• _To do_
Scan the data beneath this task and copy each line that includes "travail".

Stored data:
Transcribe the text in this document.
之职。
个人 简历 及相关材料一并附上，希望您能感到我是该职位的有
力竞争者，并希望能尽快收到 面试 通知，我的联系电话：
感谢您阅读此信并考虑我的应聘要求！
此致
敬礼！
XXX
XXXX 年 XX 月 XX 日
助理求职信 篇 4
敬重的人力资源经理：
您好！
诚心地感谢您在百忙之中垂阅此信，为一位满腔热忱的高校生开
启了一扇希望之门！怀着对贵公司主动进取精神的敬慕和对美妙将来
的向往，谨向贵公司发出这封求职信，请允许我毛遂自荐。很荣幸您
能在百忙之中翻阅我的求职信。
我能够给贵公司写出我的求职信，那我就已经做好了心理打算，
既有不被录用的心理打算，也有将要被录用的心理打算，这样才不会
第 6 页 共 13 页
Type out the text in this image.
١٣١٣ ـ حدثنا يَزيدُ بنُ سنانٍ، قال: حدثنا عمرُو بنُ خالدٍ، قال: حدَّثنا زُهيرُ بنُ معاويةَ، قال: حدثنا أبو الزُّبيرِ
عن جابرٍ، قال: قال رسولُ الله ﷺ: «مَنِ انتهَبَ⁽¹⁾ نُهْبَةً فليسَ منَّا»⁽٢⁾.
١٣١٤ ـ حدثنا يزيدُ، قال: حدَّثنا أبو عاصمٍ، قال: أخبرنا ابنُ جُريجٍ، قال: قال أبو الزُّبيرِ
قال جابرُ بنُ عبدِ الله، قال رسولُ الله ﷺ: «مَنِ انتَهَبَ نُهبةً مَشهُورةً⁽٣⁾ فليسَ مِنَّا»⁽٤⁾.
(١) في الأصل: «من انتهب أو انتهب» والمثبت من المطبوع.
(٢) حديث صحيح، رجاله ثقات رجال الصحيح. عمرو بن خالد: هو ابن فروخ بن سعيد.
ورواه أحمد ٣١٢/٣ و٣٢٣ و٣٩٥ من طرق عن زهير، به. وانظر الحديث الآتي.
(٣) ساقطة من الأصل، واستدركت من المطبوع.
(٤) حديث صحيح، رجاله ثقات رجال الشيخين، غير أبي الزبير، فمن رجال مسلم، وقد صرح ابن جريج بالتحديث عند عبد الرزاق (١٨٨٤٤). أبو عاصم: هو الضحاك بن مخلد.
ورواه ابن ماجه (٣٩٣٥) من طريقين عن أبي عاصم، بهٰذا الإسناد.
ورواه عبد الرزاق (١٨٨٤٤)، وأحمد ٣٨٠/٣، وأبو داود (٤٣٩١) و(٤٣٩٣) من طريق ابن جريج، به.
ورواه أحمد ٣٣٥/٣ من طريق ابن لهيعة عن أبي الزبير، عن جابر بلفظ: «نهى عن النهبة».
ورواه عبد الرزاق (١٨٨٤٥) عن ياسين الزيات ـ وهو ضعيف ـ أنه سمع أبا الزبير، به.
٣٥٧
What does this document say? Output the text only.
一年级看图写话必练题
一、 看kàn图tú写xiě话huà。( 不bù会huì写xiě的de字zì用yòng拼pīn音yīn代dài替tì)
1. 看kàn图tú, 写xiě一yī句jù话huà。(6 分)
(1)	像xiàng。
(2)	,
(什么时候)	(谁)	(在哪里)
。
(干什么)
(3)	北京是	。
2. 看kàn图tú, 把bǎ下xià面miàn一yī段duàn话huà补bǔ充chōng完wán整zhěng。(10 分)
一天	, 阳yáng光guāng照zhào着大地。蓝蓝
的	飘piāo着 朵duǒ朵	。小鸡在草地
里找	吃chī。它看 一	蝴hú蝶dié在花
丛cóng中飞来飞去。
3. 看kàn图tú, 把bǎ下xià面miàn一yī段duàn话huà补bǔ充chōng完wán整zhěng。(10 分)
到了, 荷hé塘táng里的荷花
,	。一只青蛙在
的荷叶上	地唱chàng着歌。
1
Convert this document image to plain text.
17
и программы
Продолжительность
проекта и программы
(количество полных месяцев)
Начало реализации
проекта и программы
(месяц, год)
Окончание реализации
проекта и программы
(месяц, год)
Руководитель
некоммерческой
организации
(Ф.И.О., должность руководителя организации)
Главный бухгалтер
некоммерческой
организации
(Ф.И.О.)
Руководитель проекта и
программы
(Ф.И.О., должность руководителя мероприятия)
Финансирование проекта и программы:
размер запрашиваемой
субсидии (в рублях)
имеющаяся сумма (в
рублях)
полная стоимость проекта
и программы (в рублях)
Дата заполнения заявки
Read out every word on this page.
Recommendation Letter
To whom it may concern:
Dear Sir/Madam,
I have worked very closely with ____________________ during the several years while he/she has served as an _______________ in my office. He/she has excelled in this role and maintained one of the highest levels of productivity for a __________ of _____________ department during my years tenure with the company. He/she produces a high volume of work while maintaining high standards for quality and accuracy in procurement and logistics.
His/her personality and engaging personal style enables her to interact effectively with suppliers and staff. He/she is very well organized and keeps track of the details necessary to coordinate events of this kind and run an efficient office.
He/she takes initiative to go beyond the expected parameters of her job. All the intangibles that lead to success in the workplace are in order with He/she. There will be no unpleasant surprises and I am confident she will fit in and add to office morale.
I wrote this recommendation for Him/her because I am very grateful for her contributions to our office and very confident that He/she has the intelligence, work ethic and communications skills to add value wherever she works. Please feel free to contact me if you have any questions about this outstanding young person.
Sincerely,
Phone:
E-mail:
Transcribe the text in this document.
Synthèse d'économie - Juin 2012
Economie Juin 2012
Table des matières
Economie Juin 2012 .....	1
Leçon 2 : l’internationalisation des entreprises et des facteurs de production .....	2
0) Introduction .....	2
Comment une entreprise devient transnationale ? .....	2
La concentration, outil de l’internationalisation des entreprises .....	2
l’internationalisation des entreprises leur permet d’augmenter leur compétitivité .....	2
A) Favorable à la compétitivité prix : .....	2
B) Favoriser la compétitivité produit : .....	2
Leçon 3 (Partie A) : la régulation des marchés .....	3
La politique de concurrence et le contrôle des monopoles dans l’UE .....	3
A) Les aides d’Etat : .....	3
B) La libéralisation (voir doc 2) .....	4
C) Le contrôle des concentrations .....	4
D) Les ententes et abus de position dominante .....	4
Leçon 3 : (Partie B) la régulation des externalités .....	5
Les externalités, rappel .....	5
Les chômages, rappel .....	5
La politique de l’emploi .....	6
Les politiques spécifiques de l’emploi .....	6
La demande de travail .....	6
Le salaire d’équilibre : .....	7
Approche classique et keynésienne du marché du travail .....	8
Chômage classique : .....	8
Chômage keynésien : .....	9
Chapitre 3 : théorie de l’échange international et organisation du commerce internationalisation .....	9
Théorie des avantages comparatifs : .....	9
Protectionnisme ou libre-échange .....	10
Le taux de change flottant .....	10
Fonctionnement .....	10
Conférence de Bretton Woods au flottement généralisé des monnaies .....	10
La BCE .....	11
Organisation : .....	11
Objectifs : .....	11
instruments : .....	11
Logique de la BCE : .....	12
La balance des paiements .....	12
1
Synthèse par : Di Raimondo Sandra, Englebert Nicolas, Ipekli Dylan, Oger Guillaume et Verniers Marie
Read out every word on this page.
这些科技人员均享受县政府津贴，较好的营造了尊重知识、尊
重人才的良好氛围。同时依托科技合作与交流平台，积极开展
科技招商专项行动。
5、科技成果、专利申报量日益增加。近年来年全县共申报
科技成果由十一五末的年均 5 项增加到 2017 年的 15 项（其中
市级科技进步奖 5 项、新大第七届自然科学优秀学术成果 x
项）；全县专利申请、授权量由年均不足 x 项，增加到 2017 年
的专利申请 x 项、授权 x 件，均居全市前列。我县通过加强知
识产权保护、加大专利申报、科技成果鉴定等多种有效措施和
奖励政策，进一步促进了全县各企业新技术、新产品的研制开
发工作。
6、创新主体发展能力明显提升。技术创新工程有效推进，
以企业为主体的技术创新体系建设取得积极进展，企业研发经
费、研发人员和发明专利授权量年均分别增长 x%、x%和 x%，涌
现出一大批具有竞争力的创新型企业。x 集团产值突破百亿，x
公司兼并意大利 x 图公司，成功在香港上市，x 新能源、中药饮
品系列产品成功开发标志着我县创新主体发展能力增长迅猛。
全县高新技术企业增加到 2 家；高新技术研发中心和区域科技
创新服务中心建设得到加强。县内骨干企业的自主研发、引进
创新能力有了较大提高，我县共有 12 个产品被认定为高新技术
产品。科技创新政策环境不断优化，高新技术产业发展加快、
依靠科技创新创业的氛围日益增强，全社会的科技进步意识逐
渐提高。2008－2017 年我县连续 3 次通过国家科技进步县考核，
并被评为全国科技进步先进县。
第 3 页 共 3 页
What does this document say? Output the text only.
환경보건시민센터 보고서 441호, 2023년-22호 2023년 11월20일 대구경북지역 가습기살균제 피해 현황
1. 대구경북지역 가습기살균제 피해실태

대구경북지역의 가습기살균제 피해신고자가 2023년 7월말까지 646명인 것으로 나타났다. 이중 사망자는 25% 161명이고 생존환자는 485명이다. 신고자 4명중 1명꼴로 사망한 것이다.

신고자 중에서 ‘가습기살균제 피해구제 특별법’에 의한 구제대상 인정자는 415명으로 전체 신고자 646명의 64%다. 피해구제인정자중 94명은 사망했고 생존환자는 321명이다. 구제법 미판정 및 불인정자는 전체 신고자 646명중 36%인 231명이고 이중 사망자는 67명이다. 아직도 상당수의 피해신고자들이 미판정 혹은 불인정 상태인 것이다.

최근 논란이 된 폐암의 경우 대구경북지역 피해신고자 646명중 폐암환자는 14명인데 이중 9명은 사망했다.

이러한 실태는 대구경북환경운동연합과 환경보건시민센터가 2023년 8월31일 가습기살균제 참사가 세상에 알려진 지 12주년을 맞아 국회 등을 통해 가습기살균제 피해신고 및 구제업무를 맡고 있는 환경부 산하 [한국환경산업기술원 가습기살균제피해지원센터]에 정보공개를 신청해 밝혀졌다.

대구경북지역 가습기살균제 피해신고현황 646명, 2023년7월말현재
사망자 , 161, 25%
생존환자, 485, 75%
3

• _Correct answer_
La demande de travail .....	6
Approche classique et keynésienne du marché du travail .....	8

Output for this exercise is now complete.